[Goal of the exercise]: Give the entries again exactly, every one of them.

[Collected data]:
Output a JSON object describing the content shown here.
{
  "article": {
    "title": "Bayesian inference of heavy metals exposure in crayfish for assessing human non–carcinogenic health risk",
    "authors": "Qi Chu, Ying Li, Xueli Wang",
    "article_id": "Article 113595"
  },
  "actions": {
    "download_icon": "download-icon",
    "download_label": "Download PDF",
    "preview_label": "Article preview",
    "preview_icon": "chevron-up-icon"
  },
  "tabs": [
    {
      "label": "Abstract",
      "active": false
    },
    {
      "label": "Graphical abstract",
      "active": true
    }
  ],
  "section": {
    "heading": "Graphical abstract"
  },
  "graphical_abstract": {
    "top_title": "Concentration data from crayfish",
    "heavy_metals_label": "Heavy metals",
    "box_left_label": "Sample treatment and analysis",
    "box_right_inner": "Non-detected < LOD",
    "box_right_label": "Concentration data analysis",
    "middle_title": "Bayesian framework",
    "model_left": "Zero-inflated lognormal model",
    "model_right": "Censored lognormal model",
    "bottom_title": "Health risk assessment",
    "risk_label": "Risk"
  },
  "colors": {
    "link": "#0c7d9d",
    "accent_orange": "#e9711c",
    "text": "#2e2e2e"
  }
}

[Reply to the exercise]:
Output a JSON object describing the content shown here.
{
  "article": {
    "title": "Bayesian inference of heavy metals exposure in crayfish for assessing human non–carcinogenic health risk",
    "authors": "Qi Chu, Ying Li, Xueli Wang",
    "article_id": "Article 113595"
  },
  "actions": {
    "download_icon": "download-icon",
    "download_label": "Download PDF",
    "preview_label": "Article preview",
    "preview_icon": "chevron-up-icon"
  },
  "tabs": [
    {
      "label": "Abstract",
      "active": false
    },
    {
      "label": "Graphical abstract",
      "active": true
    }
  ],
  "section": {
    "heading": "Graphical abstract"
  },
  "graphical_abstract": {
    "top_title": "Concentration data from crayfish",
    "heavy_metals_label": "Heavy metals",
    "box_left_label": "Sample treatment and analysis",
    "box_right_inner": "Non-detected < LOD",
    "box_right_label": "Concentration data analysis",
    "middle_title": "Bayesian framework",
    "model_left": "Zero-inflated lognormal model",
    "model_right": "Censored lognormal model",
    "bottom_title": "Health risk assessment",
    "risk_label": "Risk"
  },
  "colors": {
    "link": "#0c7d9d",
    "accent_orange": "#e9711c",
    "text": "#2e2e2e"
  }
}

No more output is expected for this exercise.